> [EXTRACTED DATA]:
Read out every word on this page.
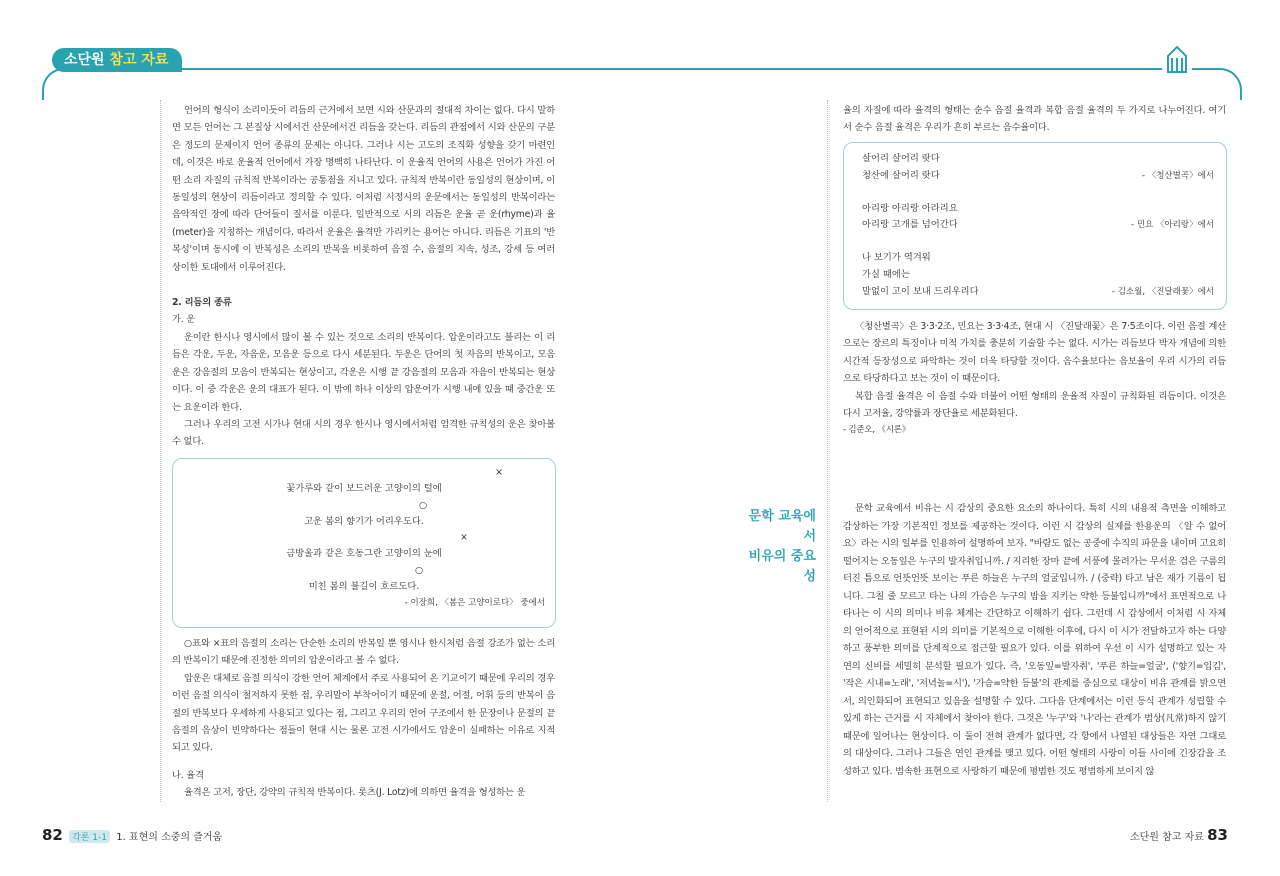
소단원 참고 자료

언어의 형식이 소리이듯이 리듬의 근거에서 보면 시와 산문과의 절대적 차이는 없다. 다시 말하면 모든 언어는 그 본질상 시에서건 산문에서건 리듬을 갖는다. 리듬의 관점에서 시와 산문의 구분은 정도의 문제이지 언어 종류의 문제는 아니다. 그러나 시는 고도의 조직화 성향을 갖기 마련인데, 이것은 바로 운율적 언어에서 가장 명백히 나타난다. 이 운율적 언어의 사용은 언어가 가진 어떤 소리 자질의 규칙적 반복이라는 공통점을 지니고 있다. 규칙적 반복이란 동일성의 현상이며, 이 동일성의 현상이 리듬이라고 정의할 수 있다. 이처럼 시정시의 운문에서는 동일성의 반복이라는 음악적인 장에 따라 단어들이 질서를 이룬다. 일반적으로 시의 리듬은 운율 곧 운(rhyme)과 율(meter)을 지칭하는 개념이다. 따라서 운율은 율격만 가리키는 용어는 아니다. 리듬은 기표의 '반복성'이며 동시에 이 반복성은 소리의 반복을 비롯하여 음절 수, 음절의 지속, 성조, 강세 등 여러 상이한 토대에서 이루어진다.

2. 리듬의 종류

가. 운

운이란 한시나 영시에서 많이 볼 수 있는 것으로 소리의 반복이다. 압운이라고도 불리는 이 리듬은 각운, 두운, 자음운, 모음운 등으로 다시 세분된다. 두운은 단어의 첫 자음의 반복이고, 모음운은 강음절의 모음이 반복되는 현상이고, 각운은 시행 끝 강음절의 모음과 자음이 반복되는 현상이다. 이 중 각운은 운의 대표가 된다. 이 밖에 하나 이상의 압운어가 시행 내에 있을 때 중간운 또는 요운이라 한다.

그러나 우리의 고전 시가나 현대 시의 경우 한시나 영시에서처럼 엄격한 규칙성의 운은 찾아볼 수 없다.

×
꽃가루와 같이 보드러운 고양이의 털에
○
고운 봄의 향기가 어리우도다.
×
금방울과 같은 호동그란 고양이의 눈에
○
미친 봄의 불길이 흐르도다.
- 이장희, 〈봄은 고양이로다〉 중에서

○표와 ×표의 음절의 소리는 단순한 소리의 반복일 뿐 영시나 한시처럼 음절 강조가 없는 소리의 반복이기 때문에 진정한 의미의 압운이라고 볼 수 없다.

압운은 대체로 음절 의식이 강한 언어 체계에서 주로 사용되어 온 기교이기 때문에 우리의 경우 이런 음절 의식이 철저하지 못한 점, 우리말이 부착어이기 때문에 운절, 어절, 어휘 등의 반복이 음절의 반복보다 우세하게 사용되고 있다는 점, 그리고 우리의 언어 구조에서 한 문장이나 문절의 끝음절의 음상이 빈약하다는 점들이 현대 시는 물론 고전 시가에서도 압운이 실패하는 이유로 지적되고 있다.

나. 율격

율격은 고저, 장단, 강약의 규칙적 반복이다. 롯츠(J. Lotz)에 의하면 율격을 형성하는 운

율의 자질에 따라 율격의 형태는 순수 음절 율격과 복합 음절 율격의 두 가지로 나누어진다. 여기서 순수 음절 율격은 우리가 흔히 부르는 음수율이다.

살어리 살어리 랏다
청산에 살어리 랏다	- 〈청산별곡〉에서
아리랑 아리랑 아라리요
아리랑 고개를 넘어간다	- 민요 〈아리랑〉에서
나 보기가 역겨워
가실 때에는
말없이 고이 보내 드리우리다	- 김소월, 〈진달래꽃〉에서

〈청산별곡〉은 3·3·2조, 민요는 3·3·4조, 현대 시 〈진달래꽃〉은 7·5조이다. 이런 음절 계산으로는 장르의 특징이나 미적 가치를 충분히 기술할 수는 없다. 시가는 리듬보다 박자 개념에 의한 시간적 등장성으로 파악하는 것이 더욱 타당할 것이다. 음수율보다는 음보율이 우리 시가의 리듬으로 타당하다고 보는 것이 이 때문이다.

복합 음절 율격은 이 음절 수와 더불어 어떤 형태의 운율적 자질이 규칙화된 리듬이다. 이것은 다시 고저율, 강약률과 장단율로 세분화된다.

- 김준오, 《시론》

문학 교육에서
비유의 중요성

문학 교육에서 비유는 시 감상의 중요한 요소의 하나이다. 특히 시의 내용적 측면을 이해하고 감상하는 가장 기본적인 정보를 제공하는 것이다. 이런 시 감상의 실제를 한용운의 〈알 수 없어요〉라는 시의 일부를 인용하여 설명하여 보자. "바람도 없는 공중에 수직의 파문을 내이며 고요히 떨어지는 오동잎은 누구의 발자취입니까. / 지리한 장마 끝에 서풍에 몰려가는 무서운 검은 구름의 터진 틈으로 언뜻언뜻 보이는 푸른 하늘은 누구의 얼굴입니까. / (중략) 타고 남은 재가 기름이 됩니다. 그칠 줄 모르고 타는 나의 가슴은 누구의 밤을 지키는 약한 등불입니까"에서 표면적으로 나타나는 이 시의 의미나 비유 체계는 간단하고 이해하기 쉽다. 그런데 시 감상에서 이처럼 시 자체의 언어적으로 표현된 시의 의미를 기본적으로 이해한 이후에, 다시 이 시가 전달하고자 하는 다양하고 풍부한 의미를 단계적으로 접근할 필요가 있다. 이를 위하여 우선 이 시가 설명하고 있는 자연의 신비를 세밀히 분석할 필요가 있다. 즉, '오동잎=발자취', '푸른 하늘=얼굴', ('향기=입김', '작은 시내=노래', '저녁놀=시'), '가슴=약한 등불'의 관계를 중심으로 대상이 비유 관계를 밝으면서, 의인화되어 표현되고 있음을 설명할 수 있다. 그다음 단계에서는 이런 등식 관계가 성립할 수 있게 하는 근거를 시 자체에서 찾아야 한다. 그것은 '누구'와 '나'라는 관계가 범상(凡常)하지 않기 때문에 일어나는 현상이다. 이 둘이 전혀 관계가 없다면, 각 항에서 나열된 대상들은 자연 그대로의 대상이다. 그러나 그들은 연인 관계를 맺고 있다. 어떤 형태의 사랑이 이들 사이에 긴장감을 조성하고 있다. 범속한 표현으로 사랑하기 때문에 평범한 것도 평범하게 보이지 않

82 각론 1-1 1. 표현의 소중의 즐거움	소단원 참고 자료 83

> [TASK STATEMENT]:
From the entries above, copy each line holding "현상이다".

> [RESPONSE]:
운이란 한시나 영시에서 많이 볼 수 있는 것으로 소리의 반복이다. 압운이라고도 불리는 이 리듬은 각운, 두운, 자음운, 모음운 등으로 다시 세분된다. 두운은 단어의 첫 자음의 반복이고, 모음운은 강음절의 모음이 반복되는 현상이고, 각운은 시행 끝 강음절의 모음과 자음이 반복되는 현상이다. 이 중 각운은 운의 대표가 된다. 이 밖에 하나 이상의 압운어가 시행 내에 있을 때 중간운 또는 요운이라 한다.
문학 교육에서 비유는 시 감상의 중요한 요소의 하나이다. 특히 시의 내용적 측면을 이해하고 감상하는 가장 기본적인 정보를 제공하는 것이다. 이런 시 감상의 실제를 한용운의 〈알 수 없어요〉라는 시의 일부를 인용하여 설명하여 보자. "바람도 없는 공중에 수직의 파문을 내이며 고요히 떨어지는 오동잎은 누구의 발자취입니까. / 지리한 장마 끝에 서풍에 몰려가는 무서운 검은 구름의 터진 틈으로 언뜻언뜻 보이는 푸른 하늘은 누구의 얼굴입니까. / (중략) 타고 남은 재가 기름이 됩니다. 그칠 줄 모르고 타는 나의 가슴은 누구의 밤을 지키는 약한 등불입니까"에서 표면적으로 나타나는 이 시의 의미나 비유 체계는 간단하고 이해하기 쉽다. 그런데 시 감상에서 이처럼 시 자체의 언어적으로 표현된 시의 의미를 기본적으로 이해한 이후에, 다시 이 시가 전달하고자 하는 다양하고 풍부한 의미를 단계적으로 접근할 필요가 있다. 이를 위하여 우선 이 시가 설명하고 있는 자연의 신비를 세밀히 분석할 필요가 있다. 즉, '오동잎=발자취', '푸른 하늘=얼굴', ('향기=입김', '작은 시내=노래', '저녁놀=시'), '가슴=약한 등불'의 관계를 중심으로 대상이 비유 관계를 밝으면서, 의인화되어 표현되고 있음을 설명할 수 있다. 그다음 단계에서는 이런 등식 관계가 성립할 수 있게 하는 근거를 시 자체에서 찾아야 한다. 그것은 '누구'와 '나'라는 관계가 범상(凡常)하지 않기 때문에 일어나는 현상이다. 이 둘이 전혀 관계가 없다면, 각 항에서 나열된 대상들은 자연 그대로의 대상이다. 그러나 그들은 연인 관계를 맺고 있다. 어떤 형태의 사랑이 이들 사이에 긴장감을 조성하고 있다. 범속한 표현으로 사랑하기 때문에 평범한 것도 평범하게 보이지 않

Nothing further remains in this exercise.